Problem requirements: Please print all of the records that follow with nothing altered.

Records to use:

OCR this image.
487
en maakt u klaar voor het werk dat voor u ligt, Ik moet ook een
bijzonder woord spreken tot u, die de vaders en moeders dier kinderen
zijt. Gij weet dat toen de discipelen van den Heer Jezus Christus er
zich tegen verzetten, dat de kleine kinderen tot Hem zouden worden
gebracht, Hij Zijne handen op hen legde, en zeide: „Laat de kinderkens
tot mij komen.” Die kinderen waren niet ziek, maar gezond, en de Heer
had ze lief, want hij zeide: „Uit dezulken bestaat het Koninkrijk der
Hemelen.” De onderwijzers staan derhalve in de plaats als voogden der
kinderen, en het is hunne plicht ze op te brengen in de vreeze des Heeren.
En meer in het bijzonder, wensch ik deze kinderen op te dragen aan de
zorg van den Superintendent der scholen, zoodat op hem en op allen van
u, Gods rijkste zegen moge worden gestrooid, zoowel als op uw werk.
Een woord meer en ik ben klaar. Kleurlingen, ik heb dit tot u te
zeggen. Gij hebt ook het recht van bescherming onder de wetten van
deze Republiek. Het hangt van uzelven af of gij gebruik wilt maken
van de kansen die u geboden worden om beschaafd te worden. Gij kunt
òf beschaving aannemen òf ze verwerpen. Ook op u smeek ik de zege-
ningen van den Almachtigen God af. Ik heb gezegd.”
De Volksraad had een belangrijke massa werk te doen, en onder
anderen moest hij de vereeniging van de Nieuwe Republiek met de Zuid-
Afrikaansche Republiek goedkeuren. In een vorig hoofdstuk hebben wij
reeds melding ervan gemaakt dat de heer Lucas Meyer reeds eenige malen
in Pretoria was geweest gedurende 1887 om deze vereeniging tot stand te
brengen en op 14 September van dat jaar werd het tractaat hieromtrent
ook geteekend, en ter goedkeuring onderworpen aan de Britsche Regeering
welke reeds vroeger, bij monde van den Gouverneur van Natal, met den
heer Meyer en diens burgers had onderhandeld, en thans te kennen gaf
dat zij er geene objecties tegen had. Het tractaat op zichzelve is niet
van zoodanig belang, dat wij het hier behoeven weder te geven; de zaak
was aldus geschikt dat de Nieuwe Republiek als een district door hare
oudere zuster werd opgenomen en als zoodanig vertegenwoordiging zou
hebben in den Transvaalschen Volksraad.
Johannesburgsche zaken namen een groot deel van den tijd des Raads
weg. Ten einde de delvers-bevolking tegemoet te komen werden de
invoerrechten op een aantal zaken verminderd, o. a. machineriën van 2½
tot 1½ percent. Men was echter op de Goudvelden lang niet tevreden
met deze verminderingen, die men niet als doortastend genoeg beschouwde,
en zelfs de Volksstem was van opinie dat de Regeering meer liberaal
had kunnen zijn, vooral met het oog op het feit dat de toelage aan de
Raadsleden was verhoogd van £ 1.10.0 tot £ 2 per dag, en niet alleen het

The completed task:
OCR this image.
487
en maakt u klaar voor het werk dat voor u ligt, Ik moet ook een
bijzonder woord spreken tot u, die de vaders en moeders dier kinderen
zijt. Gij weet dat toen de discipelen van den Heer Jezus Christus er
zich tegen verzetten, dat de kleine kinderen tot Hem zouden worden
gebracht, Hij Zijne handen op hen legde, en zeide: „Laat de kinderkens
tot mij komen.” Die kinderen waren niet ziek, maar gezond, en de Heer
had ze lief, want hij zeide: „Uit dezulken bestaat het Koninkrijk der
Hemelen.” De onderwijzers staan derhalve in de plaats als voogden der
kinderen, en het is hunne plicht ze op te brengen in de vreeze des Heeren.
En meer in het bijzonder, wensch ik deze kinderen op te dragen aan de
zorg van den Superintendent der scholen, zoodat op hem en op allen van
u, Gods rijkste zegen moge worden gestrooid, zoowel als op uw werk.
Een woord meer en ik ben klaar. Kleurlingen, ik heb dit tot u te
zeggen. Gij hebt ook het recht van bescherming onder de wetten van
deze Republiek. Het hangt van uzelven af of gij gebruik wilt maken
van de kansen die u geboden worden om beschaafd te worden. Gij kunt
òf beschaving aannemen òf ze verwerpen. Ook op u smeek ik de zege-
ningen van den Almachtigen God af. Ik heb gezegd.”
De Volksraad had een belangrijke massa werk te doen, en onder
anderen moest hij de vereeniging van de Nieuwe Republiek met de Zuid-
Afrikaansche Republiek goedkeuren. In een vorig hoofdstuk hebben wij
reeds melding ervan gemaakt dat de heer Lucas Meyer reeds eenige malen
in Pretoria was geweest gedurende 1887 om deze vereeniging tot stand te
brengen en op 14 September van dat jaar werd het tractaat hieromtrent
ook geteekend, en ter goedkeuring onderworpen aan de Britsche Regeering
welke reeds vroeger, bij monde van den Gouverneur van Natal, met den
heer Meyer en diens burgers had onderhandeld, en thans te kennen gaf
dat zij er geene objecties tegen had. Het tractaat op zichzelve is niet
van zoodanig belang, dat wij het hier behoeven weder te geven; de zaak
was aldus geschikt dat de Nieuwe Republiek als een district door hare
oudere zuster werd opgenomen en als zoodanig vertegenwoordiging zou
hebben in den Transvaalschen Volksraad.
Johannesburgsche zaken namen een groot deel van den tijd des Raads
weg. Ten einde de delvers-bevolking tegemoet te komen werden de
invoerrechten op een aantal zaken verminderd, o. a. machineriën van 2½
tot 1½ percent. Men was echter op de Goudvelden lang niet tevreden
met deze verminderingen, die men niet als doortastend genoeg beschouwde,
en zelfs de Volksstem was van opinie dat de Regeering meer liberaal
had kunnen zijn, vooral met het oog op het feit dat de toelage aan de
Raadsleden was verhoogd van £ 1.10.0 tot £ 2 per dag, en niet alleen het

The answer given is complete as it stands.